(Saved entries)
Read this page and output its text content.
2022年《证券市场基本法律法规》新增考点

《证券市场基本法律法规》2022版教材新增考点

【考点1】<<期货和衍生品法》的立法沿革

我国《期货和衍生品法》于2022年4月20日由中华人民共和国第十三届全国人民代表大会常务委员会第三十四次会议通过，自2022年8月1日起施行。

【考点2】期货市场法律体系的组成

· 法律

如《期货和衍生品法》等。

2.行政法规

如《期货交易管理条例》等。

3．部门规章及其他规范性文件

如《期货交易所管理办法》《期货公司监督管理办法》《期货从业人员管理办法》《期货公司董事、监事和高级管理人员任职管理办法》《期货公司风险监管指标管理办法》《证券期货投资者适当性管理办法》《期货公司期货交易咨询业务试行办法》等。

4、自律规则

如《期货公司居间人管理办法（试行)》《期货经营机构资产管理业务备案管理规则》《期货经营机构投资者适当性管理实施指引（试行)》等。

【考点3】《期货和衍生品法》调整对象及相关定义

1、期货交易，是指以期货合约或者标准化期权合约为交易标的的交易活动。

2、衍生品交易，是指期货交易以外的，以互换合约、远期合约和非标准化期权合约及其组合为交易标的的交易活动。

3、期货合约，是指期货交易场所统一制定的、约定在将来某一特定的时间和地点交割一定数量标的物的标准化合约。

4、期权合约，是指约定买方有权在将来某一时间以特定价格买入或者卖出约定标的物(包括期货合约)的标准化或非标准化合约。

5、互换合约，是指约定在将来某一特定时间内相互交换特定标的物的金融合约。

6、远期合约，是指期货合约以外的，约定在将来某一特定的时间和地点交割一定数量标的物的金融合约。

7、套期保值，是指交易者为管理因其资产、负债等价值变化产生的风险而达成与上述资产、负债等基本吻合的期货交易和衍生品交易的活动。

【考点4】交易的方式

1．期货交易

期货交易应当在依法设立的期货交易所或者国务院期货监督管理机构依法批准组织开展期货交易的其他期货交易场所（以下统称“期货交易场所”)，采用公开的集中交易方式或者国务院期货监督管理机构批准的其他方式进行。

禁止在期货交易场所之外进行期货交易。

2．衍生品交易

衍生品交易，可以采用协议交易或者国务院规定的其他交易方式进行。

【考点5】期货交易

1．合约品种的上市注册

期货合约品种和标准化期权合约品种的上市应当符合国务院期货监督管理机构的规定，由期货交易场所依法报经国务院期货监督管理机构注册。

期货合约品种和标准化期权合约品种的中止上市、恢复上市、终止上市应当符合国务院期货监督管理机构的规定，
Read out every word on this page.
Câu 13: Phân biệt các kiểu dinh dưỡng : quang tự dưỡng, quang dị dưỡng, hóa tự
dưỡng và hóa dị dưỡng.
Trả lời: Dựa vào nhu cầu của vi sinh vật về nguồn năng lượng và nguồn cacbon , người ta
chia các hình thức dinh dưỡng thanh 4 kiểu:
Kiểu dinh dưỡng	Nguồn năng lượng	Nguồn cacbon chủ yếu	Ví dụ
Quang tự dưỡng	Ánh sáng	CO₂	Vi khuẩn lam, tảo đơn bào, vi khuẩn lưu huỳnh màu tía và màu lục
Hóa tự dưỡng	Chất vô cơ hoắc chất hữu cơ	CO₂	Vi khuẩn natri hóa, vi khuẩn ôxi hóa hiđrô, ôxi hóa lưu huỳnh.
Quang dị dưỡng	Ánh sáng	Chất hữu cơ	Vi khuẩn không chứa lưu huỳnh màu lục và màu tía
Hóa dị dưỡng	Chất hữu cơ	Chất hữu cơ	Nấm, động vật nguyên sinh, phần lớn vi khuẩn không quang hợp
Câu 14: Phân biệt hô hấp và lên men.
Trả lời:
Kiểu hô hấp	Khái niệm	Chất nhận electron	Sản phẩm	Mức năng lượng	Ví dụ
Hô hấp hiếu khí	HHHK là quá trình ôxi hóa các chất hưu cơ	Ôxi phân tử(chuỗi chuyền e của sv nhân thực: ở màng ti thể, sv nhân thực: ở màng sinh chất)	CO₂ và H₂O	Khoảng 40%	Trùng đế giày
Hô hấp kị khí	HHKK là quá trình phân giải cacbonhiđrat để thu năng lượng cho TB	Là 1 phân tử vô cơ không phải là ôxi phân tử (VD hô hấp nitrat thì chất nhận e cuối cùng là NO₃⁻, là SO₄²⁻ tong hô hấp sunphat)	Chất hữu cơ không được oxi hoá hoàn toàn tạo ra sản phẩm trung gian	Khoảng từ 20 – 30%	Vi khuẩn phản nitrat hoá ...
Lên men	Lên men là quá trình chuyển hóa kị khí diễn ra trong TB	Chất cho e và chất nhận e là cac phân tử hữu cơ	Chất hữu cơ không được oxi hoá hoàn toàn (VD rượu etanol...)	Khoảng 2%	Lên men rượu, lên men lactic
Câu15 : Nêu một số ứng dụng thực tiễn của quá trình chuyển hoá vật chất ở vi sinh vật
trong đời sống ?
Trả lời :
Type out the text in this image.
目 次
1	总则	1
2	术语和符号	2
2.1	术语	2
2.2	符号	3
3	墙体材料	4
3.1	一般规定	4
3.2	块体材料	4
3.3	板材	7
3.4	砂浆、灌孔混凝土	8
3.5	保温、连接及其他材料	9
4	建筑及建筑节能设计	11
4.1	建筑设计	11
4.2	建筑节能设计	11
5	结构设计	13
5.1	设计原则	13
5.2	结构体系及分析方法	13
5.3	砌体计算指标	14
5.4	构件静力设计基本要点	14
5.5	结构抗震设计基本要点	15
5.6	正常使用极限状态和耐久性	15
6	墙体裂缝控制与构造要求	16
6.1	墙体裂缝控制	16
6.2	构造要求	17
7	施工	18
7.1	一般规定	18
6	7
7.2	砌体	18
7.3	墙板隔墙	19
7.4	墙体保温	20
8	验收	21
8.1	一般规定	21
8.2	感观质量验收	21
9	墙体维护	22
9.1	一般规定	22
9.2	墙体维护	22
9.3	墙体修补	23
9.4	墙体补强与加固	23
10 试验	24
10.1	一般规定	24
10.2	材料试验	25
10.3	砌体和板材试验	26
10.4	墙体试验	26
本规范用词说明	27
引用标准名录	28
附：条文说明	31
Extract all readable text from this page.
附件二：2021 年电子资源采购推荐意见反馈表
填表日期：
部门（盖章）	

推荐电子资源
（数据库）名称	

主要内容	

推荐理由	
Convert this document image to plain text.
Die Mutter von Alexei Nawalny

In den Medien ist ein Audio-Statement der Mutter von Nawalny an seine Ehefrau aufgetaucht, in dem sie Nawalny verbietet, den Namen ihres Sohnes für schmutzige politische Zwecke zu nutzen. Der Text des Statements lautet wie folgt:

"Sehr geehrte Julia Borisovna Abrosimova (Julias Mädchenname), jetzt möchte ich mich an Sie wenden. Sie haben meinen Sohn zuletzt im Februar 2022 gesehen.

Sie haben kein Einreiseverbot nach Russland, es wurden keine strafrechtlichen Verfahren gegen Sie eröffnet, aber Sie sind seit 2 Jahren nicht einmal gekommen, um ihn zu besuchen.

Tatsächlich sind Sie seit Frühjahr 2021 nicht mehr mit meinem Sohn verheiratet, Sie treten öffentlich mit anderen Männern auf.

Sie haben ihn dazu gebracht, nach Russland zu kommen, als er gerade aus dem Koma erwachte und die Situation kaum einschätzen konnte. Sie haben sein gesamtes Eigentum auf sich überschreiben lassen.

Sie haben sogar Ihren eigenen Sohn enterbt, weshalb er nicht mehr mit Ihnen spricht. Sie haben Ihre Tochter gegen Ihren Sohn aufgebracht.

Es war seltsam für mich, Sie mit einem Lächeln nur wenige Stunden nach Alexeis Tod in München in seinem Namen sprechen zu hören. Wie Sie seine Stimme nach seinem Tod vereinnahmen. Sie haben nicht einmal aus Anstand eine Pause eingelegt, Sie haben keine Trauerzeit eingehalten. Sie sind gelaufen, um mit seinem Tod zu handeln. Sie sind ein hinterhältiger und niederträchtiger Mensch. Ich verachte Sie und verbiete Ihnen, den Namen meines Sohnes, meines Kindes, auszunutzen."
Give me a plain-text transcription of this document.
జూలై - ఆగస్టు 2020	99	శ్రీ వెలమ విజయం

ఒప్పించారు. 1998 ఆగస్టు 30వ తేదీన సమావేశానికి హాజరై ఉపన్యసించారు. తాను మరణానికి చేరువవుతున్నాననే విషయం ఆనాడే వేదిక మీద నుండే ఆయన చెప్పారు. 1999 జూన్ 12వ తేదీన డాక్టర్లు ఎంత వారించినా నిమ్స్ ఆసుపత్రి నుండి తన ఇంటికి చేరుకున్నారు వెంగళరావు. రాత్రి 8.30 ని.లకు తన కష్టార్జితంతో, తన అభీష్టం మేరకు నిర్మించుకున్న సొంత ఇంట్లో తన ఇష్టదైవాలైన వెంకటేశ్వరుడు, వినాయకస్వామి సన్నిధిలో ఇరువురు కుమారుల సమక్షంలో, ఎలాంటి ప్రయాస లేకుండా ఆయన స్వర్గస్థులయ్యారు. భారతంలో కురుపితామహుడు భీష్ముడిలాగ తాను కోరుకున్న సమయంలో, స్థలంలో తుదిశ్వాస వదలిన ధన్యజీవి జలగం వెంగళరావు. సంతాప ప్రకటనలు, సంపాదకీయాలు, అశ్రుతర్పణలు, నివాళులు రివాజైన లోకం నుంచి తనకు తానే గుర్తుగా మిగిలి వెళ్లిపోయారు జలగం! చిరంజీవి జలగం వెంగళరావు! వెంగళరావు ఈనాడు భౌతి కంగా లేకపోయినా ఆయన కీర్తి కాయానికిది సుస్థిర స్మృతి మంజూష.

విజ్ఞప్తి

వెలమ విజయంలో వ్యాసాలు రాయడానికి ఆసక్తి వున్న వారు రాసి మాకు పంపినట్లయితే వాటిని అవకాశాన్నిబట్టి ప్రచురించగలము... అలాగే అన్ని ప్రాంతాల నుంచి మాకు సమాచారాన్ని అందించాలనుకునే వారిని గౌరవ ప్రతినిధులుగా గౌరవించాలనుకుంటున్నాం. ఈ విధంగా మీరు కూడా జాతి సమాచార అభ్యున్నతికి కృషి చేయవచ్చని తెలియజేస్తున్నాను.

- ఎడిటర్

Goal of the exercise. Beginning at the line where "Give me a plain-text" appears, extract each line through the end of the data above; keep them exact and include nothing else.

Right answer.
Give me a plain-text transcription of this document.
జూలై - ఆగస్టు 2020	99	శ్రీ వెలమ విజయం

ఒప్పించారు. 1998 ఆగస్టు 30వ తేదీన సమావేశానికి హాజరై ఉపన్యసించారు. తాను మరణానికి చేరువవుతున్నాననే విషయం ఆనాడే వేదిక మీద నుండే ఆయన చెప్పారు. 1999 జూన్ 12వ తేదీన డాక్టర్లు ఎంత వారించినా నిమ్స్ ఆసుపత్రి నుండి తన ఇంటికి చేరుకున్నారు వెంగళరావు. రాత్రి 8.30 ని.లకు తన కష్టార్జితంతో, తన అభీష్టం మేరకు నిర్మించుకున్న సొంత ఇంట్లో తన ఇష్టదైవాలైన వెంకటేశ్వరుడు, వినాయకస్వామి సన్నిధిలో ఇరువురు కుమారుల సమక్షంలో, ఎలాంటి ప్రయాస లేకుండా ఆయన స్వర్గస్థులయ్యారు. భారతంలో కురుపితామహుడు భీష్ముడిలాగ తాను కోరుకున్న సమయంలో, స్థలంలో తుదిశ్వాస వదలిన ధన్యజీవి జలగం వెంగళరావు. సంతాప ప్రకటనలు, సంపాదకీయాలు, అశ్రుతర్పణలు, నివాళులు రివాజైన లోకం నుంచి తనకు తానే గుర్తుగా మిగిలి వెళ్లిపోయారు జలగం! చిరంజీవి జలగం వెంగళరావు! వెంగళరావు ఈనాడు భౌతి కంగా లేకపోయినా ఆయన కీర్తి కాయానికిది సుస్థిర స్మృతి మంజూష.

విజ్ఞప్తి

వెలమ విజయంలో వ్యాసాలు రాయడానికి ఆసక్తి వున్న వారు రాసి మాకు పంపినట్లయితే వాటిని అవకాశాన్నిబట్టి ప్రచురించగలము... అలాగే అన్ని ప్రాంతాల నుంచి మాకు సమాచారాన్ని అందించాలనుకునే వారిని గౌరవ ప్రతినిధులుగా గౌరవించాలనుకుంటున్నాం. ఈ విధంగా మీరు కూడా జాతి సమాచార అభ్యున్నతికి కృషి చేయవచ్చని తెలియజేస్తున్నాను.

- ఎడిటర్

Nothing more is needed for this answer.